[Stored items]
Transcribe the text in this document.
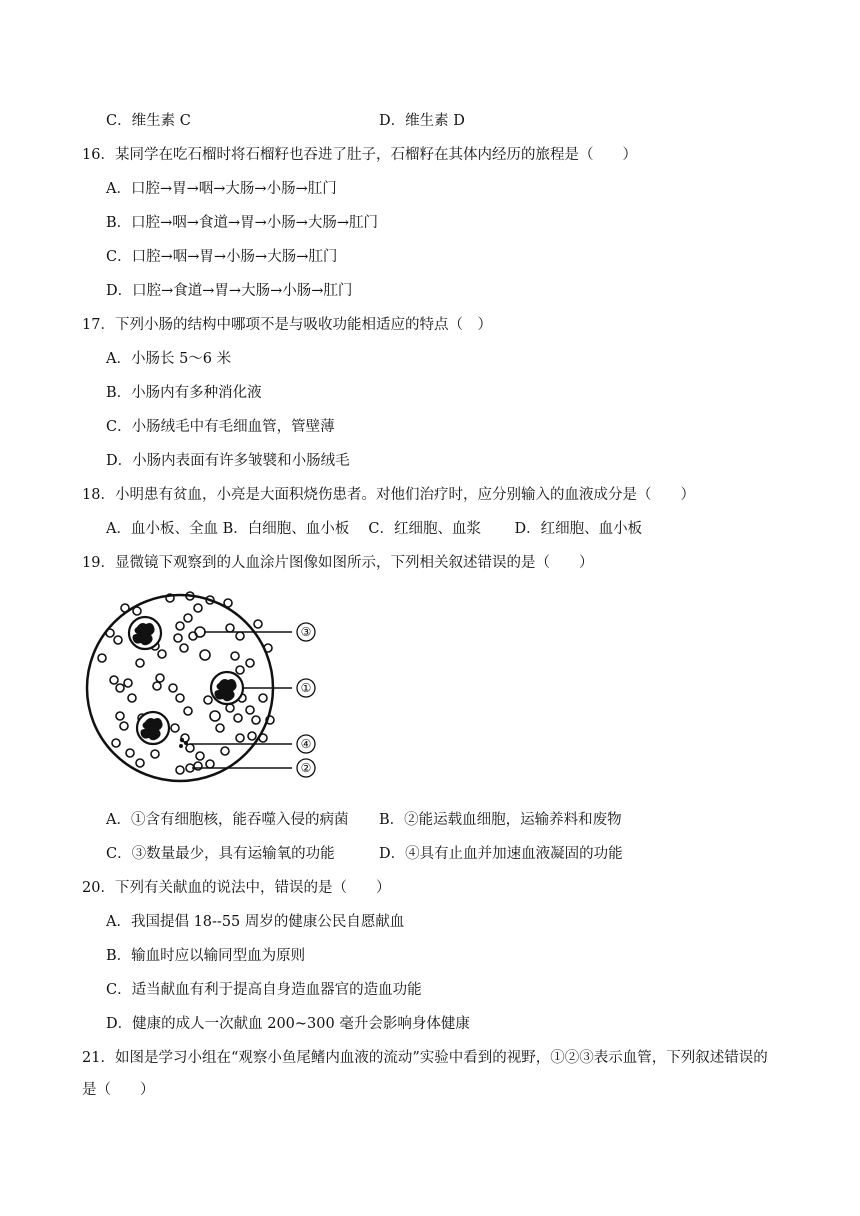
C．维生素 C	D．维生素 D
16．某同学在吃石榴时将石榴籽也吞进了肚子，石榴籽在其体内经历的旅程是（　　）
A．口腔→胃→咽→大肠→小肠→肛门
B．口腔→咽→食道→胃→小肠→大肠→肛门
C．口腔→咽→胃→小肠→大肠→肛门
D．口腔→食道→胃→大肠→小肠→肛门
17．下列小肠的结构中哪项不是与吸收功能相适应的特点（　）
A．小肠长 5～6 米
B．小肠内有多种消化液
C．小肠绒毛中有毛细血管，管壁薄
D．小肠内表面有许多皱襞和小肠绒毛
18．小明患有贫血，小亮是大面积烧伤患者。对他们治疗时，应分别输入的血液成分是（　　）
A．血小板、全血 B．白细胞、血小板　 C．红细胞、血浆　　 D．红细胞、血小板
19．显微镜下观察到的人血涂片图像如图所示，下列相关叙述错误的是（　　）
③
①
④
②
A．①含有细胞核，能吞噬入侵的病菌 B．②能运载血细胞，运输养料和废物
C．③数量最少，具有运输氧的功能	D．④具有止血并加速血液凝固的功能
20．下列有关献血的说法中，错误的是（　　）
A．我国提倡 18--55 周岁的健康公民自愿献血
B．输血时应以输同型血为原则
C．适当献血有利于提高自身造血器官的造血功能
D．健康的成人一次献血 200~300 毫升会影响身体健康
21．如图是学习小组在“观察小鱼尾鳍内血液的流动”实验中看到的视野，①②③表示血管，下列叙述错误的
是（　　）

### Written task
Copy the entries exactly. Leave out the images.

### Completed task
Transcribe the text in this document.
C．维生素 C	D．维生素 D
16．某同学在吃石榴时将石榴籽也吞进了肚子，石榴籽在其体内经历的旅程是（　　）
A．口腔→胃→咽→大肠→小肠→肛门
B．口腔→咽→食道→胃→小肠→大肠→肛门
C．口腔→咽→胃→小肠→大肠→肛门
D．口腔→食道→胃→大肠→小肠→肛门
17．下列小肠的结构中哪项不是与吸收功能相适应的特点（　）
A．小肠长 5～6 米
B．小肠内有多种消化液
C．小肠绒毛中有毛细血管，管壁薄
D．小肠内表面有许多皱襞和小肠绒毛
18．小明患有贫血，小亮是大面积烧伤患者。对他们治疗时，应分别输入的血液成分是（　　）
A．血小板、全血 B．白细胞、血小板　 C．红细胞、血浆　　 D．红细胞、血小板
19．显微镜下观察到的人血涂片图像如图所示，下列相关叙述错误的是（　　）
③
①
④
②
A．①含有细胞核，能吞噬入侵的病菌 B．②能运载血细胞，运输养料和废物
C．③数量最少，具有运输氧的功能	D．④具有止血并加速血液凝固的功能
20．下列有关献血的说法中，错误的是（　　）
A．我国提倡 18--55 周岁的健康公民自愿献血
B．输血时应以输同型血为原则
C．适当献血有利于提高自身造血器官的造血功能
D．健康的成人一次献血 200~300 毫升会影响身体健康
21．如图是学习小组在“观察小鱼尾鳍内血液的流动”实验中看到的视野，①②③表示血管，下列叙述错误的
是（　　）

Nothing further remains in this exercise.